◆ **WRITTEN EXERCISE**: Write the material out again in full, exactly.

◆ **DATA SHOWN**:
[start]
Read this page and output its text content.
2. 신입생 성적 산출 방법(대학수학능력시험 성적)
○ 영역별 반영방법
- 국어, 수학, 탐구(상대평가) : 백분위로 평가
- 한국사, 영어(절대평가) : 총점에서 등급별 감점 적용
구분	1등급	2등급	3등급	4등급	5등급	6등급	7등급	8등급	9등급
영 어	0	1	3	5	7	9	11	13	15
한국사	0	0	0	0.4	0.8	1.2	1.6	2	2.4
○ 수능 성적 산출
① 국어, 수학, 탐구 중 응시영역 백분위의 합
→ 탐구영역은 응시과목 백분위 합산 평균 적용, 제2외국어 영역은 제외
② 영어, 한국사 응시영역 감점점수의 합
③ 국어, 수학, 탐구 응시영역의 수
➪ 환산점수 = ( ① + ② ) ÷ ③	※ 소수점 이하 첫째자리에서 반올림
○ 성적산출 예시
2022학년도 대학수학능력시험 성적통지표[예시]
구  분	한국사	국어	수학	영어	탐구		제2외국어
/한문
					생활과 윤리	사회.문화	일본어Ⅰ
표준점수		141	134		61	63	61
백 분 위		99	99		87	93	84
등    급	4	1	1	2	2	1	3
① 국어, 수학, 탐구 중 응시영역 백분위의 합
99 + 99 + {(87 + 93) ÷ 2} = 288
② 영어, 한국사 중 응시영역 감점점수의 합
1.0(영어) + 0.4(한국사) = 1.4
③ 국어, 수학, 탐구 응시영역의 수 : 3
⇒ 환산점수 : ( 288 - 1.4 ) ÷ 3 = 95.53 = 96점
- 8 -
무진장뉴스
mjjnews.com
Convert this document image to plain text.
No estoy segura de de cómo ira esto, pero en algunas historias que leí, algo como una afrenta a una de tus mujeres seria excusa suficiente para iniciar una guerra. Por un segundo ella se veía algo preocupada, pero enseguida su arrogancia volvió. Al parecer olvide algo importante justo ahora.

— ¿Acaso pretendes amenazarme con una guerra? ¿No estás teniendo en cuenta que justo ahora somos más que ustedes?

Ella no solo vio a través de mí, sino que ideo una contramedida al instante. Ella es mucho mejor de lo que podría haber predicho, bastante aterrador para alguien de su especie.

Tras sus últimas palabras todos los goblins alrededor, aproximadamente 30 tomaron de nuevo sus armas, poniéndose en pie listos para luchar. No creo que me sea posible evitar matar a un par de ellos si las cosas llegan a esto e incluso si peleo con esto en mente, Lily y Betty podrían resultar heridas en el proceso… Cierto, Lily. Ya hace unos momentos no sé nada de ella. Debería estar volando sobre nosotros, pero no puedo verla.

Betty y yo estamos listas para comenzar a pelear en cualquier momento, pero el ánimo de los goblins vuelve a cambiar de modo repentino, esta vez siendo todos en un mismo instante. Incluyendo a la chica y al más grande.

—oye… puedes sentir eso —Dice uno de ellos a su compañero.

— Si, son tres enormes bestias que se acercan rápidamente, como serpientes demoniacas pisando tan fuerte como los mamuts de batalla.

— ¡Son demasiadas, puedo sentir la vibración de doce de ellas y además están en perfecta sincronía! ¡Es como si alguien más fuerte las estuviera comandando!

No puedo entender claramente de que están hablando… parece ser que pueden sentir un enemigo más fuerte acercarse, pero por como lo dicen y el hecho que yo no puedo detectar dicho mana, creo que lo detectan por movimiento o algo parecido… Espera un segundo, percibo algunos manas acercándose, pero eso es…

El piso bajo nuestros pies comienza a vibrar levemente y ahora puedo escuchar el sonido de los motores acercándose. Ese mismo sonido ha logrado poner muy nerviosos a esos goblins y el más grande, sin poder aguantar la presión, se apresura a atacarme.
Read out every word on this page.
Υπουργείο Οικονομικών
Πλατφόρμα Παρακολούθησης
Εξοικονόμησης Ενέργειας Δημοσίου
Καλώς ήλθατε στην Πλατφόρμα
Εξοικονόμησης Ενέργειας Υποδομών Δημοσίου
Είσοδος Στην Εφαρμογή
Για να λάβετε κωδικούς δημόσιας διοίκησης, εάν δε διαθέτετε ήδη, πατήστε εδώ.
[end]
◆ **EXERCISE RESPONSE**:
Read this page and output its text content.
2. 신입생 성적 산출 방법(대학수학능력시험 성적)
○ 영역별 반영방법
- 국어, 수학, 탐구(상대평가) : 백분위로 평가
- 한국사, 영어(절대평가) : 총점에서 등급별 감점 적용
구분	1등급	2등급	3등급	4등급	5등급	6등급	7등급	8등급	9등급
영 어	0	1	3	5	7	9	11	13	15
한국사	0	0	0	0.4	0.8	1.2	1.6	2	2.4
○ 수능 성적 산출
① 국어, 수학, 탐구 중 응시영역 백분위의 합
→ 탐구영역은 응시과목 백분위 합산 평균 적용, 제2외국어 영역은 제외
② 영어, 한국사 응시영역 감점점수의 합
③ 국어, 수학, 탐구 응시영역의 수
➪ 환산점수 = ( ① + ② ) ÷ ③	※ 소수점 이하 첫째자리에서 반올림
○ 성적산출 예시
2022학년도 대학수학능력시험 성적통지표[예시]
구  분	한국사	국어	수학	영어	탐구		제2외국어
/한문
					생활과 윤리	사회.문화	일본어Ⅰ
표준점수		141	134		61	63	61
백 분 위		99	99		87	93	84
등    급	4	1	1	2	2	1	3
① 국어, 수학, 탐구 중 응시영역 백분위의 합
99 + 99 + {(87 + 93) ÷ 2} = 288
② 영어, 한국사 중 응시영역 감점점수의 합
1.0(영어) + 0.4(한국사) = 1.4
③ 국어, 수학, 탐구 응시영역의 수 : 3
⇒ 환산점수 : ( 288 - 1.4 ) ÷ 3 = 95.53 = 96점
- 8 -
무진장뉴스
mjjnews.com
Convert this document image to plain text.
No estoy segura de de cómo ira esto, pero en algunas historias que leí, algo como una afrenta a una de tus mujeres seria excusa suficiente para iniciar una guerra. Por un segundo ella se veía algo preocupada, pero enseguida su arrogancia volvió. Al parecer olvide algo importante justo ahora.

— ¿Acaso pretendes amenazarme con una guerra? ¿No estás teniendo en cuenta que justo ahora somos más que ustedes?

Ella no solo vio a través de mí, sino que ideo una contramedida al instante. Ella es mucho mejor de lo que podría haber predicho, bastante aterrador para alguien de su especie.

Tras sus últimas palabras todos los goblins alrededor, aproximadamente 30 tomaron de nuevo sus armas, poniéndose en pie listos para luchar. No creo que me sea posible evitar matar a un par de ellos si las cosas llegan a esto e incluso si peleo con esto en mente, Lily y Betty podrían resultar heridas en el proceso… Cierto, Lily. Ya hace unos momentos no sé nada de ella. Debería estar volando sobre nosotros, pero no puedo verla.

Betty y yo estamos listas para comenzar a pelear en cualquier momento, pero el ánimo de los goblins vuelve a cambiar de modo repentino, esta vez siendo todos en un mismo instante. Incluyendo a la chica y al más grande.

—oye… puedes sentir eso —Dice uno de ellos a su compañero.

— Si, son tres enormes bestias que se acercan rápidamente, como serpientes demoniacas pisando tan fuerte como los mamuts de batalla.

— ¡Son demasiadas, puedo sentir la vibración de doce de ellas y además están en perfecta sincronía! ¡Es como si alguien más fuerte las estuviera comandando!

No puedo entender claramente de que están hablando… parece ser que pueden sentir un enemigo más fuerte acercarse, pero por como lo dicen y el hecho que yo no puedo detectar dicho mana, creo que lo detectan por movimiento o algo parecido… Espera un segundo, percibo algunos manas acercándose, pero eso es…

El piso bajo nuestros pies comienza a vibrar levemente y ahora puedo escuchar el sonido de los motores acercándose. Ese mismo sonido ha logrado poner muy nerviosos a esos goblins y el más grande, sin poder aguantar la presión, se apresura a atacarme.
Read out every word on this page.
Υπουργείο Οικονομικών
Πλατφόρμα Παρακολούθησης
Εξοικονόμησης Ενέργειας Δημοσίου
Καλώς ήλθατε στην Πλατφόρμα
Εξοικονόμησης Ενέργειας Υποδομών Δημοσίου
Είσοδος Στην Εφαρμογή
Για να λάβετε κωδικούς δημόσιας διοίκησης, εάν δε διαθέτετε ήδη, πατήστε εδώ.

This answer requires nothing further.